- [Supplied records]
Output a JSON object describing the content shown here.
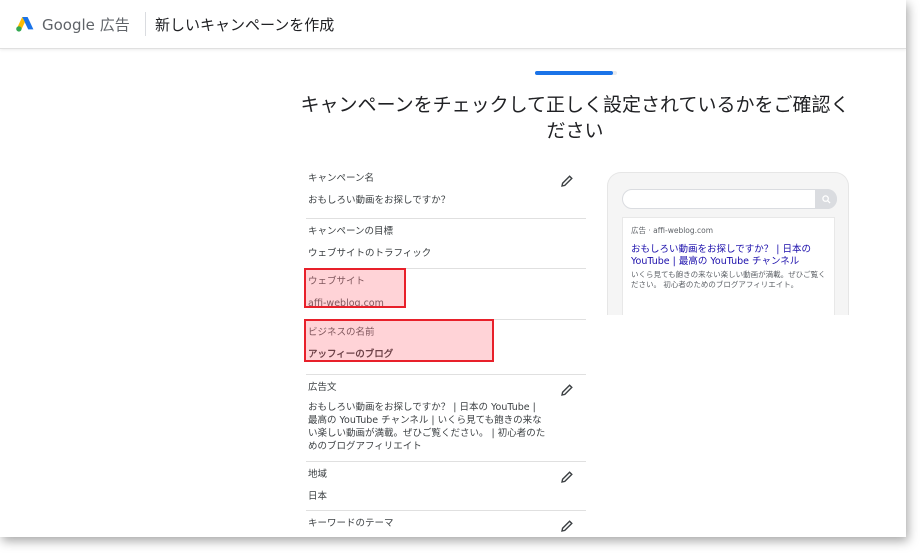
{
  "header": {
    "brand_name": "Google",
    "brand_product": "広告",
    "page_title": "新しいキャンペーンを作成"
  },
  "progress": {
    "fraction": 0.95
  },
  "heading": "キャンペーンをチェックして正しく設定されているかをご確認ください",
  "summary": [
    {
      "label": "キャンペーン名",
      "value": "おもしろい動画をお探しですか？",
      "editable": true
    },
    {
      "label": "キャンペーンの目標",
      "value": "ウェブサイトのトラフィック",
      "editable": false
    },
    {
      "label": "ウェブサイト",
      "value": "affi-weblog.com",
      "editable": false
    },
    {
      "label": "ビジネスの名前",
      "value": "アッフィーのブログ",
      "editable": false
    },
    {
      "label": "広告文",
      "value": "おもしろい動画をお探しですか？ | 日本の YouTube | 最高の YouTube チャンネル | いくら見ても飽きの来ない楽しい動画が満載。ぜひご覧ください。 | 初心者のためのブログアフィリエイト",
      "editable": true
    },
    {
      "label": "地域",
      "value": "日本",
      "editable": true
    },
    {
      "label": "キーワードのテーマ",
      "value": "",
      "editable": true
    }
  ],
  "preview": {
    "ad_label": "広告 · affi-weblog.com",
    "ad_title": "おもしろい動画をお探しですか？ | 日本の YouTube | 最高の YouTube チャンネル",
    "ad_description": "いくら見ても飽きの来ない楽しい動画が満載。ぜひご覧ください。 初心者のためのブログアフィリエイト。"
  },
  "colors": {
    "accent": "#1a73e8",
    "highlight_border": "#e8202a",
    "link": "#1a0dab"
  },
  "icons": {
    "edit": "pencil-icon",
    "search": "search-icon",
    "logo": "google-ads-logo"
  }
}
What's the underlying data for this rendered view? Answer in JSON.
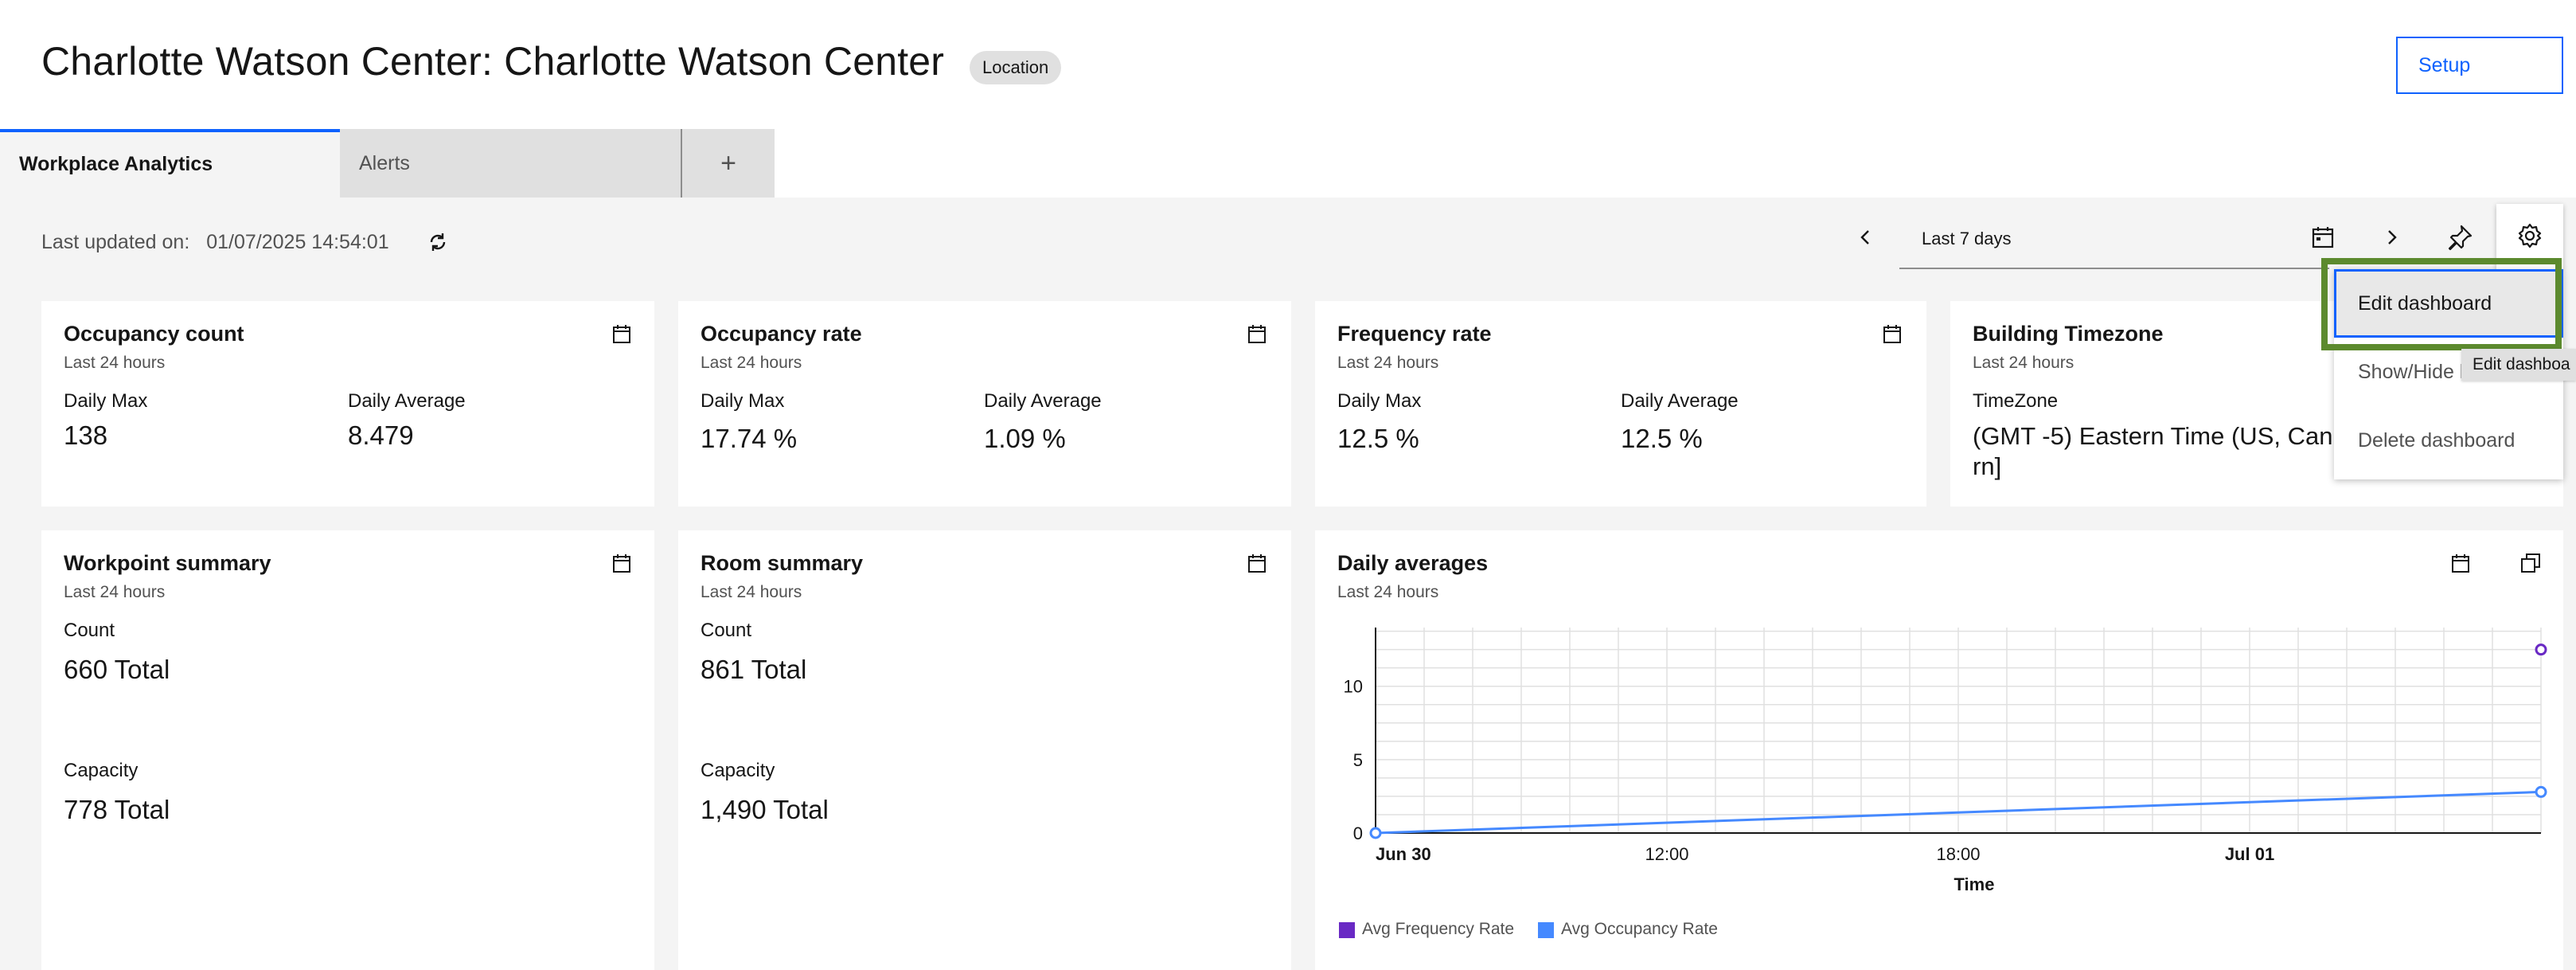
{
  "header": {
    "title": "Charlotte Watson Center: Charlotte Watson Center",
    "tag": "Location",
    "setup_label": "Setup"
  },
  "tabs": [
    {
      "label": "Workplace Analytics",
      "active": true
    },
    {
      "label": "Alerts"
    },
    {
      "label": "+"
    }
  ],
  "toolbar": {
    "updated_label": "Last updated on:",
    "updated_value": "01/07/2025 14:54:01",
    "date_range": "Last 7 days"
  },
  "cards": {
    "occupancy_count": {
      "title": "Occupancy count",
      "sub": "Last 24 hours",
      "max_label": "Daily Max",
      "max_value": "138",
      "avg_label": "Daily Average",
      "avg_value": "8.479"
    },
    "occupancy_rate": {
      "title": "Occupancy rate",
      "sub": "Last 24 hours",
      "max_label": "Daily Max",
      "max_value": "17.74 %",
      "avg_label": "Daily Average",
      "avg_value": "1.09 %"
    },
    "frequency_rate": {
      "title": "Frequency rate",
      "sub": "Last 24 hours",
      "max_label": "Daily Max",
      "max_value": "12.5 %",
      "avg_label": "Daily Average",
      "avg_value": "12.5 %"
    },
    "building_timezone": {
      "title": "Building Timezone",
      "sub": "Last 24 hours",
      "tz_label": "TimeZone",
      "tz_value_line1": "(GMT -5) Eastern Time (US, Can",
      "tz_value_line2": "rn]"
    },
    "workpoint_summary": {
      "title": "Workpoint summary",
      "sub": "Last 24 hours",
      "count_label": "Count",
      "count_value": "660 Total",
      "capacity_label": "Capacity",
      "capacity_value": "778 Total"
    },
    "room_summary": {
      "title": "Room summary",
      "sub": "Last 24 hours",
      "count_label": "Count",
      "count_value": "861 Total",
      "capacity_label": "Capacity",
      "capacity_value": "1,490 Total"
    },
    "daily_averages": {
      "title": "Daily averages",
      "sub": "Last 24 hours"
    }
  },
  "menu": {
    "items": [
      "Edit dashboard",
      "Show/Hide last ...",
      "Delete dashboard"
    ],
    "tooltip": "Edit dashboa"
  },
  "chart_data": {
    "type": "line",
    "title": "Daily averages",
    "xlabel": "Time",
    "ylabel": "",
    "x_ticks": [
      "Jun 30",
      "12:00",
      "18:00",
      "Jul 01"
    ],
    "y_ticks": [
      "0",
      "5",
      "10"
    ],
    "ylim": [
      0,
      14
    ],
    "grid": true,
    "legend_position": "bottom-left",
    "series": [
      {
        "name": "Avg Frequency Rate",
        "color": "#6929c4",
        "points": [
          {
            "x": "Jul 01 ~04:00",
            "y": 12.5
          }
        ]
      },
      {
        "name": "Avg Occupancy Rate",
        "color": "#4589ff",
        "points": [
          {
            "x": "Jun 30 06:00",
            "y": 0
          },
          {
            "x": "Jul 01 ~04:00",
            "y": 2.8
          }
        ]
      }
    ]
  },
  "colors": {
    "accent": "#0f62fe",
    "highlight": "#5c8a2e",
    "series_frequency": "#6929c4",
    "series_occupancy": "#4589ff"
  }
}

- [Directions]
Print every record above exactly as written, leaving out the pictures.

- [Written reply]
Output a JSON object describing the content shown here.
{
  "header": {
    "brand_name": "Google",
    "brand_product": "広告",
    "page_title": "新しいキャンペーンを作成"
  },
  "progress": {
    "fraction": 0.95
  },
  "heading": "キャンペーンをチェックして正しく設定されているかをご確認ください",
  "summary": [
    {
      "label": "キャンペーン名",
      "value": "おもしろい動画をお探しですか？",
      "editable": true
    },
    {
      "label": "キャンペーンの目標",
      "value": "ウェブサイトのトラフィック",
      "editable": false
    },
    {
      "label": "ウェブサイト",
      "value": "affi-weblog.com",
      "editable": false
    },
    {
      "label": "ビジネスの名前",
      "value": "アッフィーのブログ",
      "editable": false
    },
    {
      "label": "広告文",
      "value": "おもしろい動画をお探しですか？ | 日本の YouTube | 最高の YouTube チャンネル | いくら見ても飽きの来ない楽しい動画が満載。ぜひご覧ください。 | 初心者のためのブログアフィリエイト",
      "editable": true
    },
    {
      "label": "地域",
      "value": "日本",
      "editable": true
    },
    {
      "label": "キーワードのテーマ",
      "value": "",
      "editable": true
    }
  ],
  "preview": {
    "ad_label": "広告 · affi-weblog.com",
    "ad_title": "おもしろい動画をお探しですか？ | 日本の YouTube | 最高の YouTube チャンネル",
    "ad_description": "いくら見ても飽きの来ない楽しい動画が満載。ぜひご覧ください。 初心者のためのブログアフィリエイト。"
  },
  "colors": {
    "accent": "#1a73e8",
    "highlight_border": "#e8202a",
    "link": "#1a0dab"
  },
  "icons": {
    "edit": "pencil-icon",
    "search": "search-icon",
    "logo": "google-ads-logo"
  }
}
What's the underlying data for this rendered view? Answer in JSON.
{
  "header": {
    "title": "Charlotte Watson Center: Charlotte Watson Center",
    "tag": "Location",
    "setup_label": "Setup"
  },
  "tabs": [
    {
      "label": "Workplace Analytics",
      "active": true
    },
    {
      "label": "Alerts"
    },
    {
      "label": "+"
    }
  ],
  "toolbar": {
    "updated_label": "Last updated on:",
    "updated_value": "01/07/2025 14:54:01",
    "date_range": "Last 7 days"
  },
  "cards": {
    "occupancy_count": {
      "title": "Occupancy count",
      "sub": "Last 24 hours",
      "max_label": "Daily Max",
      "max_value": "138",
      "avg_label": "Daily Average",
      "avg_value": "8.479"
    },
    "occupancy_rate": {
      "title": "Occupancy rate",
      "sub": "Last 24 hours",
      "max_label": "Daily Max",
      "max_value": "17.74 %",
      "avg_label": "Daily Average",
      "avg_value": "1.09 %"
    },
    "frequency_rate": {
      "title": "Frequency rate",
      "sub": "Last 24 hours",
      "max_label": "Daily Max",
      "max_value": "12.5 %",
      "avg_label": "Daily Average",
      "avg_value": "12.5 %"
    },
    "building_timezone": {
      "title": "Building Timezone",
      "sub": "Last 24 hours",
      "tz_label": "TimeZone",
      "tz_value_line1": "(GMT -5) Eastern Time (US, Can",
      "tz_value_line2": "rn]"
    },
    "workpoint_summary": {
      "title": "Workpoint summary",
      "sub": "Last 24 hours",
      "count_label": "Count",
      "count_value": "660 Total",
      "capacity_label": "Capacity",
      "capacity_value": "778 Total"
    },
    "room_summary": {
      "title": "Room summary",
      "sub": "Last 24 hours",
      "count_label": "Count",
      "count_value": "861 Total",
      "capacity_label": "Capacity",
      "capacity_value": "1,490 Total"
    },
    "daily_averages": {
      "title": "Daily averages",
      "sub": "Last 24 hours"
    }
  },
  "menu": {
    "items": [
      "Edit dashboard",
      "Show/Hide last ...",
      "Delete dashboard"
    ],
    "tooltip": "Edit dashboa"
  },
  "chart_data": {
    "type": "line",
    "title": "Daily averages",
    "xlabel": "Time",
    "ylabel": "",
    "x_ticks": [
      "Jun 30",
      "12:00",
      "18:00",
      "Jul 01"
    ],
    "y_ticks": [
      "0",
      "5",
      "10"
    ],
    "ylim": [
      0,
      14
    ],
    "grid": true,
    "legend_position": "bottom-left",
    "series": [
      {
        "name": "Avg Frequency Rate",
        "color": "#6929c4",
        "points": [
          {
            "x": "Jul 01 ~04:00",
            "y": 12.5
          }
        ]
      },
      {
        "name": "Avg Occupancy Rate",
        "color": "#4589ff",
        "points": [
          {
            "x": "Jun 30 06:00",
            "y": 0
          },
          {
            "x": "Jul 01 ~04:00",
            "y": 2.8
          }
        ]
      }
    ]
  },
  "colors": {
    "accent": "#0f62fe",
    "highlight": "#5c8a2e",
    "series_frequency": "#6929c4",
    "series_occupancy": "#4589ff"
  }
}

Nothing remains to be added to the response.